◆ Aim of the exercise
Quote every line of the data below as it stands, omitting pictures.

• • • • • • •

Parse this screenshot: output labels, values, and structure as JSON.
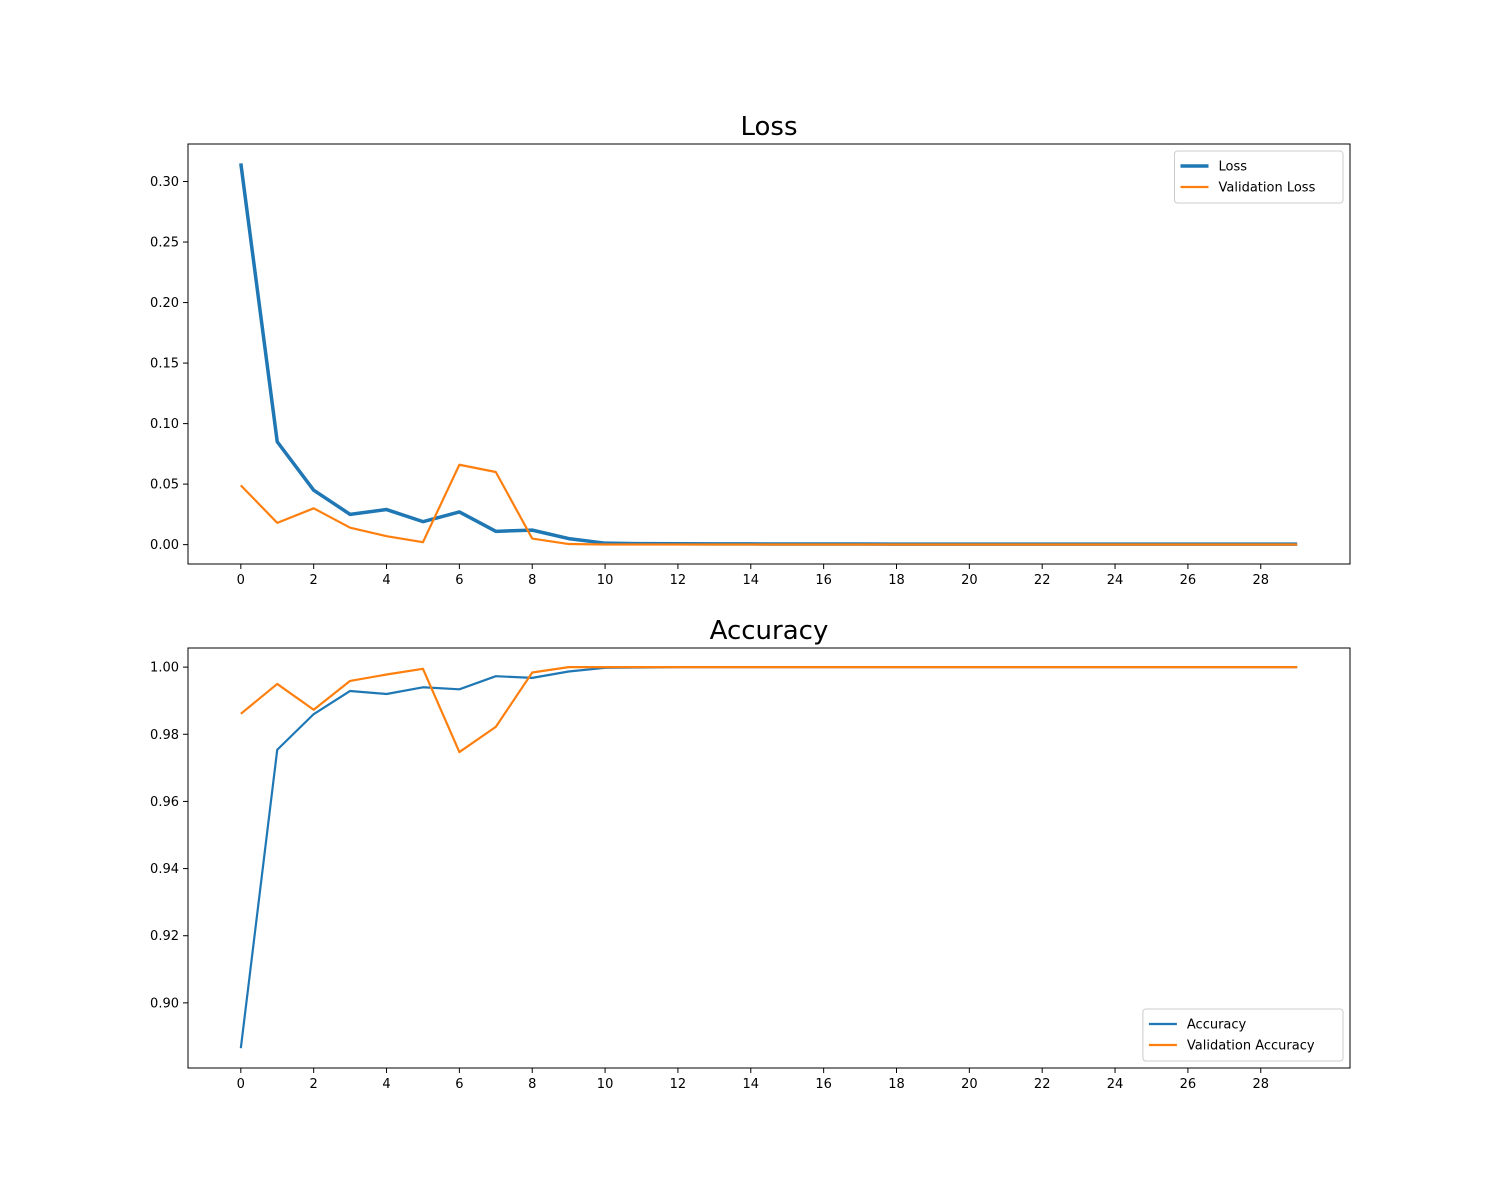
{
  "chart_data": [
    {
      "type": "line",
      "title": "Loss",
      "xlabel": "",
      "ylabel": "",
      "x": [
        0,
        1,
        2,
        3,
        4,
        5,
        6,
        7,
        8,
        9,
        10,
        11,
        12,
        13,
        14,
        15,
        16,
        17,
        18,
        19,
        20,
        21,
        22,
        23,
        24,
        25,
        26,
        27,
        28,
        29
      ],
      "xticks": [
        0,
        2,
        4,
        6,
        8,
        10,
        12,
        14,
        16,
        18,
        20,
        22,
        24,
        26,
        28
      ],
      "yticks": [
        0.0,
        0.05,
        0.1,
        0.15,
        0.2,
        0.25,
        0.3
      ],
      "ytick_labels": [
        "0.00",
        "0.05",
        "0.10",
        "0.15",
        "0.20",
        "0.25",
        "0.30"
      ],
      "xlim": [
        -1.45,
        30.45
      ],
      "ylim": [
        -0.016,
        0.331
      ],
      "grid": false,
      "legend_position": "upper right",
      "series": [
        {
          "name": "Loss",
          "color": "#1f77b4",
          "line_width": "thick",
          "values": [
            0.315,
            0.085,
            0.045,
            0.025,
            0.029,
            0.019,
            0.027,
            0.011,
            0.012,
            0.005,
            0.0012,
            0.0008,
            0.0007,
            0.0006,
            0.0006,
            0.0005,
            0.0005,
            0.0005,
            0.0004,
            0.0004,
            0.0004,
            0.0004,
            0.0004,
            0.0004,
            0.0004,
            0.0004,
            0.0004,
            0.0004,
            0.0004,
            0.0004
          ]
        },
        {
          "name": "Validation Loss",
          "color": "#ff7f0e",
          "line_width": "normal",
          "values": [
            0.049,
            0.018,
            0.03,
            0.014,
            0.007,
            0.002,
            0.066,
            0.06,
            0.005,
            0.0005,
            0.0001,
            0.0001,
            0.0001,
            0.0001,
            0.0001,
            0.0001,
            0.0001,
            0.0001,
            0.0001,
            0.0001,
            0.0001,
            0.0001,
            0.0001,
            0.0001,
            0.0001,
            0.0001,
            0.0001,
            0.0001,
            0.0001,
            0.0001
          ]
        }
      ]
    },
    {
      "type": "line",
      "title": "Accuracy",
      "xlabel": "",
      "ylabel": "",
      "x": [
        0,
        1,
        2,
        3,
        4,
        5,
        6,
        7,
        8,
        9,
        10,
        11,
        12,
        13,
        14,
        15,
        16,
        17,
        18,
        19,
        20,
        21,
        22,
        23,
        24,
        25,
        26,
        27,
        28,
        29
      ],
      "xticks": [
        0,
        2,
        4,
        6,
        8,
        10,
        12,
        14,
        16,
        18,
        20,
        22,
        24,
        26,
        28
      ],
      "yticks": [
        0.9,
        0.92,
        0.94,
        0.96,
        0.98,
        1.0
      ],
      "ytick_labels": [
        "0.90",
        "0.92",
        "0.94",
        "0.96",
        "0.98",
        "1.00"
      ],
      "xlim": [
        -1.45,
        30.45
      ],
      "ylim": [
        0.8806,
        1.0057
      ],
      "grid": false,
      "legend_position": "lower right",
      "series": [
        {
          "name": "Accuracy",
          "color": "#1f77b4",
          "line_width": "normal",
          "values": [
            0.8865,
            0.9754,
            0.986,
            0.9929,
            0.992,
            0.994,
            0.9934,
            0.9973,
            0.9968,
            0.9987,
            0.9998,
            0.9999,
            1.0,
            1.0,
            1.0,
            1.0,
            1.0,
            1.0,
            1.0,
            1.0,
            1.0,
            1.0,
            1.0,
            1.0,
            1.0,
            1.0,
            1.0,
            1.0,
            1.0,
            1.0
          ]
        },
        {
          "name": "Validation Accuracy",
          "color": "#ff7f0e",
          "line_width": "normal",
          "values": [
            0.9861,
            0.995,
            0.9873,
            0.9959,
            0.9978,
            0.9995,
            0.9747,
            0.9822,
            0.9984,
            1.0,
            1.0,
            1.0,
            1.0,
            1.0,
            1.0,
            1.0,
            1.0,
            1.0,
            1.0,
            1.0,
            1.0,
            1.0,
            1.0,
            1.0,
            1.0,
            1.0,
            1.0,
            1.0,
            1.0,
            1.0
          ]
        }
      ]
    }
  ]
}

• • • • • • •

◆ Response for this exercise
Parse this screenshot: output labels, values, and structure as JSON.
{
  "chart_data": [
    {
      "type": "line",
      "title": "Loss",
      "xlabel": "",
      "ylabel": "",
      "x": [
        0,
        1,
        2,
        3,
        4,
        5,
        6,
        7,
        8,
        9,
        10,
        11,
        12,
        13,
        14,
        15,
        16,
        17,
        18,
        19,
        20,
        21,
        22,
        23,
        24,
        25,
        26,
        27,
        28,
        29
      ],
      "xticks": [
        0,
        2,
        4,
        6,
        8,
        10,
        12,
        14,
        16,
        18,
        20,
        22,
        24,
        26,
        28
      ],
      "yticks": [
        0.0,
        0.05,
        0.1,
        0.15,
        0.2,
        0.25,
        0.3
      ],
      "ytick_labels": [
        "0.00",
        "0.05",
        "0.10",
        "0.15",
        "0.20",
        "0.25",
        "0.30"
      ],
      "xlim": [
        -1.45,
        30.45
      ],
      "ylim": [
        -0.016,
        0.331
      ],
      "grid": false,
      "legend_position": "upper right",
      "series": [
        {
          "name": "Loss",
          "color": "#1f77b4",
          "line_width": "thick",
          "values": [
            0.315,
            0.085,
            0.045,
            0.025,
            0.029,
            0.019,
            0.027,
            0.011,
            0.012,
            0.005,
            0.0012,
            0.0008,
            0.0007,
            0.0006,
            0.0006,
            0.0005,
            0.0005,
            0.0005,
            0.0004,
            0.0004,
            0.0004,
            0.0004,
            0.0004,
            0.0004,
            0.0004,
            0.0004,
            0.0004,
            0.0004,
            0.0004,
            0.0004
          ]
        },
        {
          "name": "Validation Loss",
          "color": "#ff7f0e",
          "line_width": "normal",
          "values": [
            0.049,
            0.018,
            0.03,
            0.014,
            0.007,
            0.002,
            0.066,
            0.06,
            0.005,
            0.0005,
            0.0001,
            0.0001,
            0.0001,
            0.0001,
            0.0001,
            0.0001,
            0.0001,
            0.0001,
            0.0001,
            0.0001,
            0.0001,
            0.0001,
            0.0001,
            0.0001,
            0.0001,
            0.0001,
            0.0001,
            0.0001,
            0.0001,
            0.0001
          ]
        }
      ]
    },
    {
      "type": "line",
      "title": "Accuracy",
      "xlabel": "",
      "ylabel": "",
      "x": [
        0,
        1,
        2,
        3,
        4,
        5,
        6,
        7,
        8,
        9,
        10,
        11,
        12,
        13,
        14,
        15,
        16,
        17,
        18,
        19,
        20,
        21,
        22,
        23,
        24,
        25,
        26,
        27,
        28,
        29
      ],
      "xticks": [
        0,
        2,
        4,
        6,
        8,
        10,
        12,
        14,
        16,
        18,
        20,
        22,
        24,
        26,
        28
      ],
      "yticks": [
        0.9,
        0.92,
        0.94,
        0.96,
        0.98,
        1.0
      ],
      "ytick_labels": [
        "0.90",
        "0.92",
        "0.94",
        "0.96",
        "0.98",
        "1.00"
      ],
      "xlim": [
        -1.45,
        30.45
      ],
      "ylim": [
        0.8806,
        1.0057
      ],
      "grid": false,
      "legend_position": "lower right",
      "series": [
        {
          "name": "Accuracy",
          "color": "#1f77b4",
          "line_width": "normal",
          "values": [
            0.8865,
            0.9754,
            0.986,
            0.9929,
            0.992,
            0.994,
            0.9934,
            0.9973,
            0.9968,
            0.9987,
            0.9998,
            0.9999,
            1.0,
            1.0,
            1.0,
            1.0,
            1.0,
            1.0,
            1.0,
            1.0,
            1.0,
            1.0,
            1.0,
            1.0,
            1.0,
            1.0,
            1.0,
            1.0,
            1.0,
            1.0
          ]
        },
        {
          "name": "Validation Accuracy",
          "color": "#ff7f0e",
          "line_width": "normal",
          "values": [
            0.9861,
            0.995,
            0.9873,
            0.9959,
            0.9978,
            0.9995,
            0.9747,
            0.9822,
            0.9984,
            1.0,
            1.0,
            1.0,
            1.0,
            1.0,
            1.0,
            1.0,
            1.0,
            1.0,
            1.0,
            1.0,
            1.0,
            1.0,
            1.0,
            1.0,
            1.0,
            1.0,
            1.0,
            1.0,
            1.0,
            1.0
          ]
        }
      ]
    }
  ]
}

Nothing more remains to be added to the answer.